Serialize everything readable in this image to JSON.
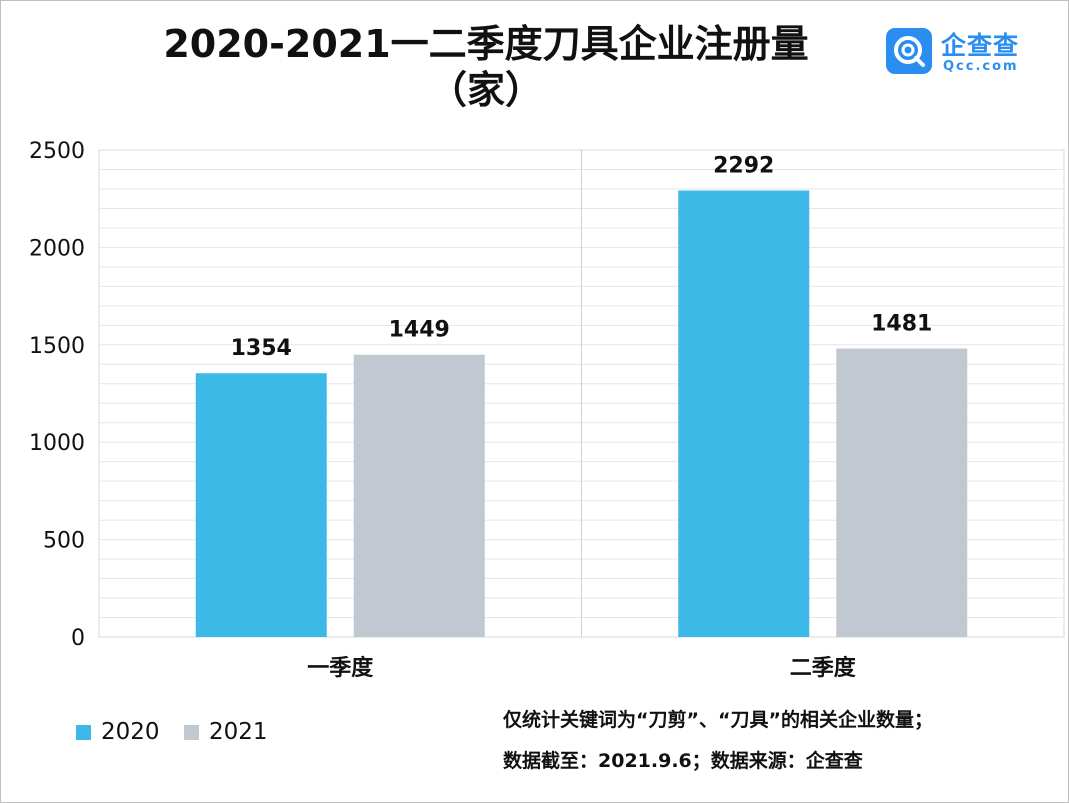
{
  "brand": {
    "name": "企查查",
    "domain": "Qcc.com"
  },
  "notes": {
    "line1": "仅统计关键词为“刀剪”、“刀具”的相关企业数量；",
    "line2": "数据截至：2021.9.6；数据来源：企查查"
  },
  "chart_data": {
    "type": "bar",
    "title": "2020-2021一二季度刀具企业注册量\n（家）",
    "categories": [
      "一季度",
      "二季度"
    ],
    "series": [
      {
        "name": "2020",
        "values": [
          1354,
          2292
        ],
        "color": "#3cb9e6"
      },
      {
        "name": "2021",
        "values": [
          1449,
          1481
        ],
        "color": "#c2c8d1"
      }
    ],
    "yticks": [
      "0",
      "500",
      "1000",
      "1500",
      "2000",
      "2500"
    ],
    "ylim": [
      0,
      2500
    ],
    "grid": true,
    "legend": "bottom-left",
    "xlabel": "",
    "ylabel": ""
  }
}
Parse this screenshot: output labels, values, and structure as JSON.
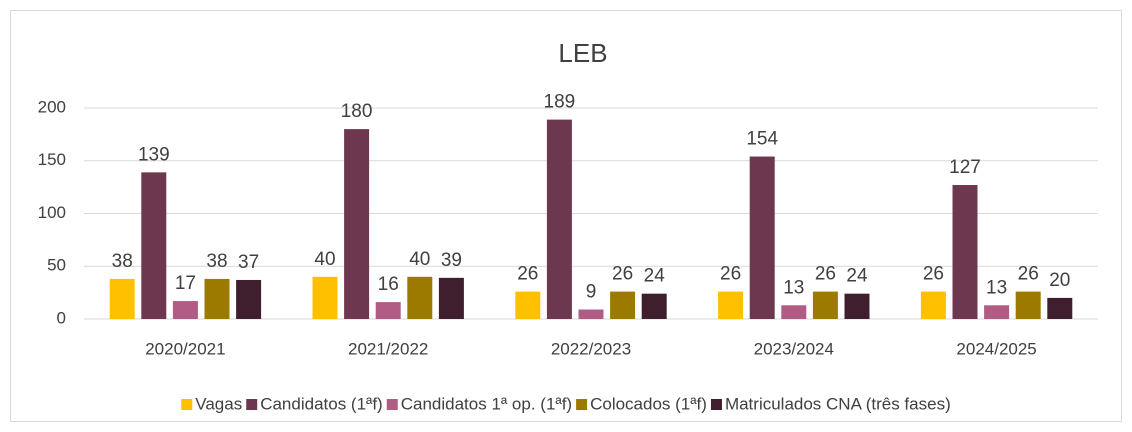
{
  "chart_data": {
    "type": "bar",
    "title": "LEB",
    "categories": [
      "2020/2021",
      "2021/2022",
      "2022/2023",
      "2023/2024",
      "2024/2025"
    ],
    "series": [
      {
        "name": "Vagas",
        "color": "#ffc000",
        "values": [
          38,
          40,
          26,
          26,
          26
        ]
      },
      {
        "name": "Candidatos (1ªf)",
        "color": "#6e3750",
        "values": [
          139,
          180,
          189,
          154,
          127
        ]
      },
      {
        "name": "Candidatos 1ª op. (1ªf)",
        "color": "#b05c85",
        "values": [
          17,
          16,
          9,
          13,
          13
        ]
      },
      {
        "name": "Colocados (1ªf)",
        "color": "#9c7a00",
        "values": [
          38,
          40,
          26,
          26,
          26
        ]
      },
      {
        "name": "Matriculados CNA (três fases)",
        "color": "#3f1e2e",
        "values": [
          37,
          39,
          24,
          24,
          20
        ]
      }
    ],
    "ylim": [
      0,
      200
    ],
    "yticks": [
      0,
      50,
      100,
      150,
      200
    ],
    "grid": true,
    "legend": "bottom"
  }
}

──────

Leave out the pictures and print each record exactly as it stands.

Serialize everything readable in this image to JSON.
{
  "brand": {
    "name": "企查查",
    "domain": "Qcc.com"
  },
  "notes": {
    "line1": "仅统计关键词为“刀剪”、“刀具”的相关企业数量；",
    "line2": "数据截至：2021.9.6；数据来源：企查查"
  },
  "chart_data": {
    "type": "bar",
    "title": "2020-2021一二季度刀具企业注册量\n（家）",
    "categories": [
      "一季度",
      "二季度"
    ],
    "series": [
      {
        "name": "2020",
        "values": [
          1354,
          2292
        ],
        "color": "#3cb9e6"
      },
      {
        "name": "2021",
        "values": [
          1449,
          1481
        ],
        "color": "#c2c8d1"
      }
    ],
    "yticks": [
      "0",
      "500",
      "1000",
      "1500",
      "2000",
      "2500"
    ],
    "ylim": [
      0,
      2500
    ],
    "grid": true,
    "legend": "bottom-left",
    "xlabel": "",
    "ylabel": ""
  }
}
Parse this screenshot: output labels, values, and structure as JSON.
{
  "chart_data": {
    "type": "bar",
    "title": "LEB",
    "categories": [
      "2020/2021",
      "2021/2022",
      "2022/2023",
      "2023/2024",
      "2024/2025"
    ],
    "series": [
      {
        "name": "Vagas",
        "color": "#ffc000",
        "values": [
          38,
          40,
          26,
          26,
          26
        ]
      },
      {
        "name": "Candidatos (1ªf)",
        "color": "#6e3750",
        "values": [
          139,
          180,
          189,
          154,
          127
        ]
      },
      {
        "name": "Candidatos 1ª op. (1ªf)",
        "color": "#b05c85",
        "values": [
          17,
          16,
          9,
          13,
          13
        ]
      },
      {
        "name": "Colocados (1ªf)",
        "color": "#9c7a00",
        "values": [
          38,
          40,
          26,
          26,
          26
        ]
      },
      {
        "name": "Matriculados CNA (três fases)",
        "color": "#3f1e2e",
        "values": [
          37,
          39,
          24,
          24,
          20
        ]
      }
    ],
    "ylim": [
      0,
      200
    ],
    "yticks": [
      0,
      50,
      100,
      150,
      200
    ],
    "grid": true,
    "legend": "bottom"
  }
}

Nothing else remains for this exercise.